Given task:
Copy each line below in which the string "Check" occurs.

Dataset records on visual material
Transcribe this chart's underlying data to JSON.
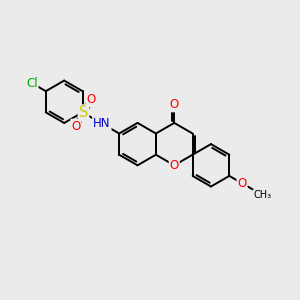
{
  "bg_color": "#ebebeb",
  "bond_color": "#000000",
  "bond_width": 1.4,
  "atom_colors": {
    "O": "#ff0000",
    "N": "#0000cd",
    "S": "#cccc00",
    "Cl": "#00aa00",
    "C": "#000000"
  },
  "font_size": 8.5,
  "fig_bg": "#ebebeb",
  "xlim": [
    0,
    10
  ],
  "ylim": [
    0,
    10
  ]
}
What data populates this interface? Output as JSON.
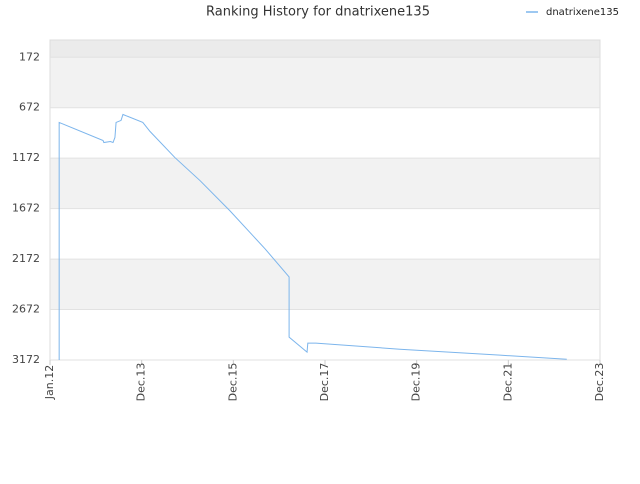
{
  "chart_data": {
    "type": "line",
    "title": "Ranking History for dnatrixene135",
    "x": [
      2.4,
      2.4,
      13.9,
      14.1,
      15.8,
      16.5,
      17.0,
      17.3,
      18.6,
      19.1,
      24.3,
      26.2,
      32.7,
      39.3,
      47.1,
      56.3,
      62.6,
      62.6,
      67.3,
      67.5,
      69.6,
      91.6,
      117.8,
      135.3
    ],
    "series": [
      {
        "name": "dnatrixene135",
        "color": "#7cb5ec",
        "values": [
          3172,
          818,
          997,
          1017,
          1007,
          1017,
          967,
          818,
          798,
          739,
          818,
          908,
          1166,
          1395,
          1693,
          2070,
          2349,
          2945,
          3094,
          3005,
          3005,
          3065,
          3124,
          3164
        ]
      }
    ],
    "xlim": [
      0,
      144
    ],
    "xticks": [
      {
        "value": 0,
        "label": "Jan.12"
      },
      {
        "value": 24,
        "label": "Dec.13"
      },
      {
        "value": 48,
        "label": "Dec.15"
      },
      {
        "value": 72,
        "label": "Dec.17"
      },
      {
        "value": 96,
        "label": "Dec.19"
      },
      {
        "value": 120,
        "label": "Dec.21"
      },
      {
        "value": 144,
        "label": "Dec.23"
      }
    ],
    "ylim": [
      3172,
      1
    ],
    "yticks": [
      172,
      672,
      1172,
      1672,
      2172,
      2672,
      3172
    ],
    "grid": true,
    "legend": "top-right"
  }
}
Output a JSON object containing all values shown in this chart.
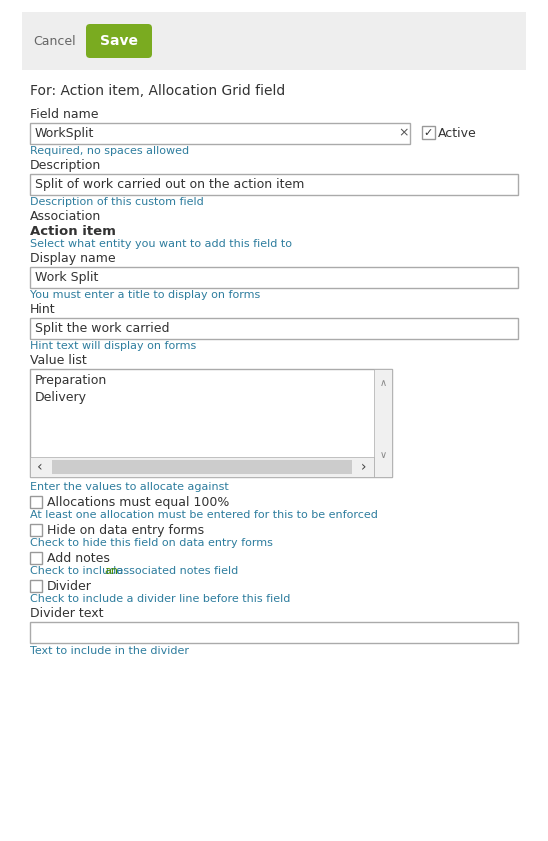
{
  "bg_color": "#ffffff",
  "header_bg": "#eeeeee",
  "cancel_text": "Cancel",
  "save_text": "Save",
  "save_bg": "#7aab20",
  "save_fg": "#ffffff",
  "title": "For: Action item, Allocation Grid field",
  "field_name_label": "Field name",
  "field_name_value": "WorkSplit",
  "field_name_hint": "Required, no spaces allowed",
  "active_label": "Active",
  "description_label": "Description",
  "description_value": "Split of work carried out on the action item",
  "description_hint": "Description of this custom field",
  "association_label": "Association",
  "association_value": "Action item",
  "association_hint": "Select what entity you want to add this field to",
  "display_name_label": "Display name",
  "display_name_value": "Work Split",
  "display_name_hint": "You must enter a title to display on forms",
  "hint_label": "Hint",
  "hint_value": "Split the work carried",
  "hint_hint": "Hint text will display on forms",
  "value_list_label": "Value list",
  "value_list_items": [
    "Preparation",
    "Delivery"
  ],
  "value_list_hint": "Enter the values to allocate against",
  "cb1_label": "Allocations must equal 100%",
  "cb1_hint": "At least one allocation must be entered for this to be enforced",
  "cb2_label": "Hide on data entry forms",
  "cb2_hint": "Check to hide this field on data entry forms",
  "cb3_label": "Add notes",
  "cb3_hint_pre": "Check to include ",
  "cb3_hint_link": "an",
  "cb3_hint_post": " associated notes field",
  "cb4_label": "Divider",
  "cb4_hint": "Check to include a divider line before this field",
  "divider_text_label": "Divider text",
  "divider_text_hint": "Text to include in the divider",
  "label_color": "#333333",
  "hint_color": "#2e7d9e",
  "link_color": "#4a8a00",
  "border_color": "#aaaaaa",
  "scrollbar_color": "#cccccc",
  "scrollbar_bg": "#e8e8e8",
  "arrow_color": "#888888"
}
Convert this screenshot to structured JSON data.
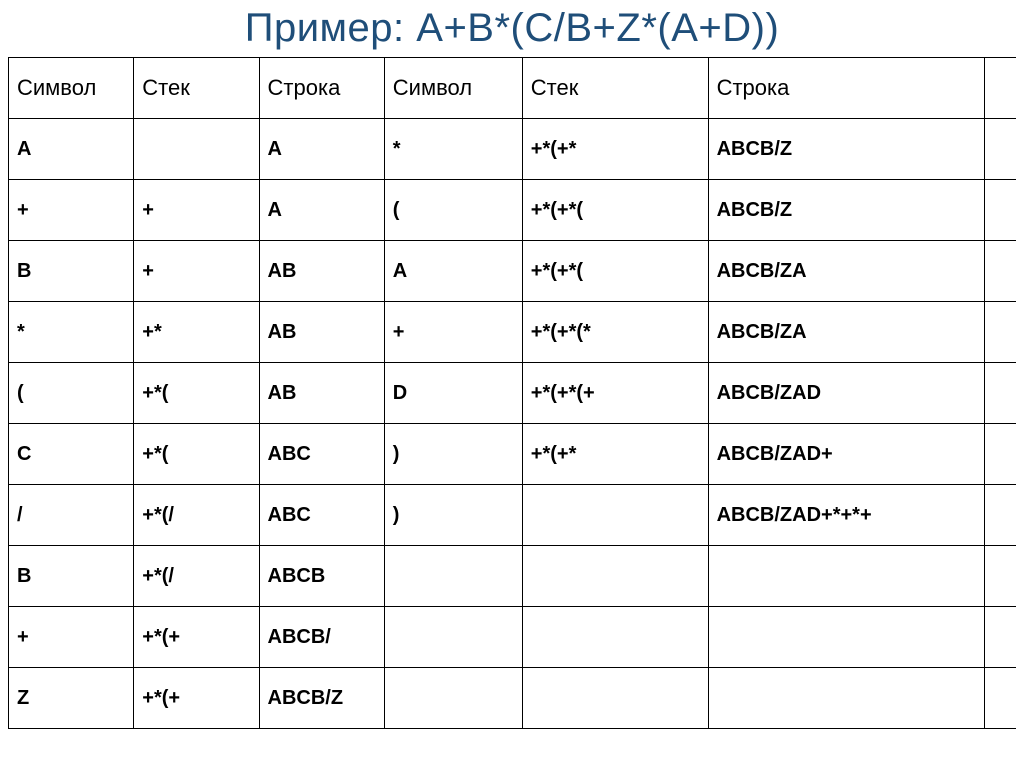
{
  "title": "Пример: A+B*(C/B+Z*(A+D))",
  "headers": [
    "Символ",
    "Стек",
    "Строка",
    "Символ",
    "Стек",
    "Строка",
    ""
  ],
  "rows": [
    [
      "A",
      "",
      "A",
      "*",
      "+*(+*",
      "ABCB/Z",
      ""
    ],
    [
      "+",
      "+",
      "A",
      "(",
      "+*(+*(",
      "ABCB/Z",
      ""
    ],
    [
      "B",
      "+",
      "AB",
      "A",
      "+*(+*(",
      "ABCB/ZA",
      ""
    ],
    [
      "*",
      "+*",
      "AB",
      "+",
      "+*(+*(*",
      "ABCB/ZA",
      ""
    ],
    [
      "(",
      "+*(",
      "AB",
      "D",
      "+*(+*(+",
      "ABCB/ZAD",
      ""
    ],
    [
      "C",
      "+*(",
      "ABC",
      ")",
      "+*(+*",
      "ABCB/ZAD+",
      ""
    ],
    [
      "/",
      "+*(/",
      "ABC",
      ")",
      "",
      "ABCB/ZAD+*+*+",
      ""
    ],
    [
      "B",
      "+*(/",
      "ABCB",
      "",
      "",
      "",
      ""
    ],
    [
      "+",
      "+*(+",
      "ABCB/",
      "",
      "",
      "",
      ""
    ],
    [
      "Z",
      "+*(+",
      "ABCB/Z",
      "",
      "",
      "",
      ""
    ]
  ],
  "colors": {
    "title": "#1f4e79",
    "border": "#000000",
    "background": "#ffffff",
    "text": "#000000"
  }
}
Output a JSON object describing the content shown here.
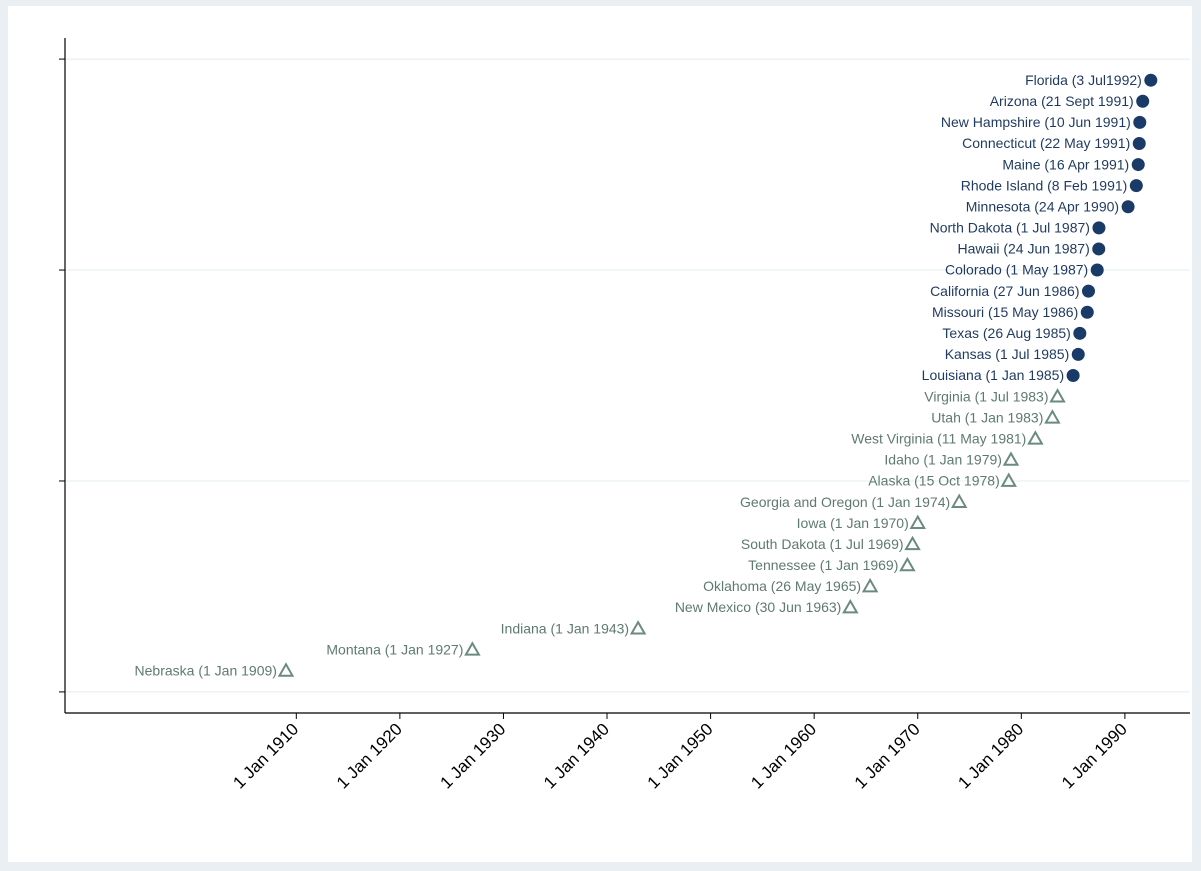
{
  "chart_data": {
    "type": "scatter",
    "xlim": [
      "1887-09-01",
      "1994-03-01"
    ],
    "xticks": [
      {
        "value": "1910-01-01",
        "label": "1 Jan 1910"
      },
      {
        "value": "1920-01-01",
        "label": "1 Jan 1920"
      },
      {
        "value": "1930-01-01",
        "label": "1 Jan 1930"
      },
      {
        "value": "1940-01-01",
        "label": "1 Jan 1940"
      },
      {
        "value": "1950-01-01",
        "label": "1 Jan 1950"
      },
      {
        "value": "1960-01-01",
        "label": "1 Jan 1960"
      },
      {
        "value": "1970-01-01",
        "label": "1 Jan 1970"
      },
      {
        "value": "1980-01-01",
        "label": "1 Jan 1980"
      },
      {
        "value": "1990-01-01",
        "label": "1 Jan 1990"
      }
    ],
    "ylim": [
      -1,
      31
    ],
    "yticks": [
      0,
      10,
      20,
      30
    ],
    "grid": true,
    "series": [
      {
        "marker": "triangle",
        "color": "#6b8a80",
        "label_color": "#5f7a72",
        "x": [
          "1909-01-01",
          "1927-01-01",
          "1943-01-01",
          "1963-06-30",
          "1965-05-26",
          "1969-01-01",
          "1969-07-01",
          "1970-01-01",
          "1974-01-01",
          "1978-10-15",
          "1979-01-01",
          "1981-05-11",
          "1983-01-01",
          "1983-07-01"
        ],
        "values": [
          1,
          2,
          3,
          4,
          5,
          6,
          7,
          8,
          9,
          10,
          11,
          12,
          13,
          14
        ],
        "labels": [
          "Nebraska (1 Jan 1909)",
          "Montana (1 Jan 1927)",
          "Indiana (1 Jan 1943)",
          "New Mexico (30 Jun 1963)",
          "Oklahoma (26 May 1965)",
          "Tennessee (1 Jan 1969)",
          "South Dakota (1 Jul 1969)",
          "Iowa (1 Jan 1970)",
          "Georgia and Oregon (1 Jan 1974)",
          "Alaska (15 Oct 1978)",
          "Idaho (1 Jan 1979)",
          "West Virginia (11 May 1981)",
          "Utah (1 Jan 1983)",
          "Virginia (1 Jul 1983)"
        ]
      },
      {
        "marker": "circle",
        "color": "#1a3b68",
        "label_color": "#1f3a5f",
        "x": [
          "1985-01-01",
          "1985-07-01",
          "1985-08-26",
          "1986-05-15",
          "1986-06-27",
          "1987-05-01",
          "1987-06-24",
          "1987-07-01",
          "1990-04-24",
          "1991-02-08",
          "1991-04-16",
          "1991-05-22",
          "1991-06-10",
          "1991-09-21",
          "1992-07-03"
        ],
        "values": [
          15,
          16,
          17,
          18,
          19,
          20,
          21,
          22,
          23,
          24,
          25,
          26,
          27,
          28,
          29
        ],
        "labels": [
          "Louisiana (1 Jan 1985)",
          "Kansas (1 Jul 1985)",
          "Texas (26 Aug 1985)",
          "Missouri (15 May 1986)",
          "California (27 Jun 1986)",
          "Colorado (1 May 1987)",
          "Hawaii (24 Jun 1987)",
          "North Dakota (1 Jul 1987)",
          "Minnesota (24 Apr 1990)",
          "Rhode Island (8 Feb 1991)",
          "Maine (16 Apr 1991)",
          "Connecticut (22 May 1991)",
          "New Hampshire (10 Jun 1991)",
          "Arizona (21 Sept 1991)",
          "Florida (3 Jul1992)"
        ]
      }
    ]
  }
}
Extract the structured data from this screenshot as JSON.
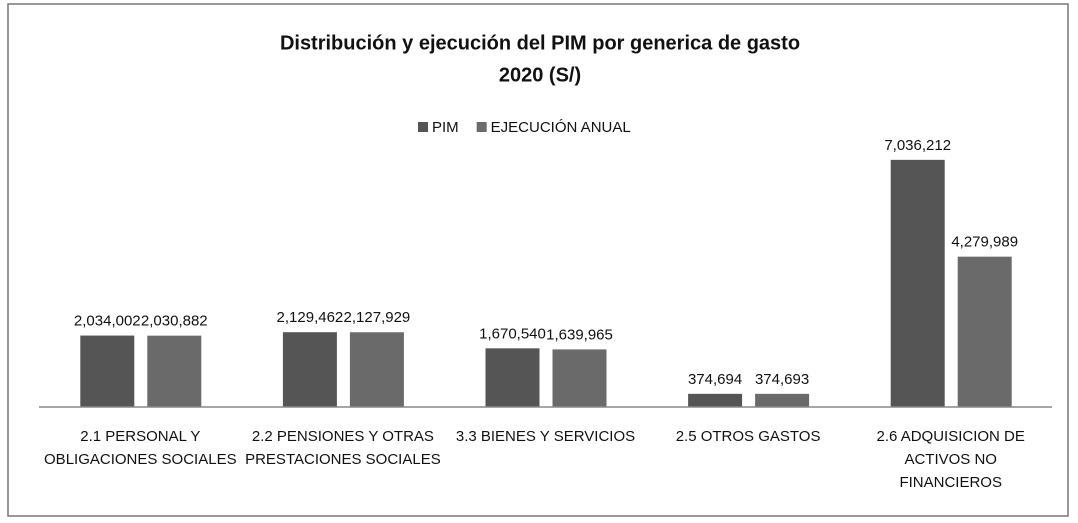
{
  "chart_data": {
    "type": "bar",
    "title": "Distribución y ejecución del PIM por generica de gasto",
    "subtitle": "2020  (S/)",
    "categories": [
      "2.1 PERSONAL Y OBLIGACIONES SOCIALES",
      "2.2 PENSIONES Y OTRAS PRESTACIONES SOCIALES",
      "3.3 BIENES Y SERVICIOS",
      "2.5 OTROS GASTOS",
      "2.6 ADQUISICION DE ACTIVOS NO FINANCIEROS"
    ],
    "series": [
      {
        "name": "PIM",
        "color": "#555555",
        "values": [
          2034002,
          2129462,
          1670540,
          374694,
          7036212
        ],
        "value_labels": [
          "2,034,002",
          "2,129,462",
          "1,670,540",
          "374,694",
          "7,036,212"
        ]
      },
      {
        "name": "EJECUCIÓN ANUAL",
        "color": "#6a6a6a",
        "values": [
          2030882,
          2127929,
          1639965,
          374693,
          4279989
        ],
        "value_labels": [
          "2,030,882",
          "2,127,929",
          "1,639,965",
          "374,693",
          "4,279,989"
        ]
      }
    ],
    "ylim": [
      0,
      8000000
    ],
    "legend": "top"
  }
}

The completed task:
  "cb2_hint": "Check to hide this field on data entry forms",
  "cb3_hint_pre": "Check to include ",
  "cb4_hint": "Check to include a divider line before this field",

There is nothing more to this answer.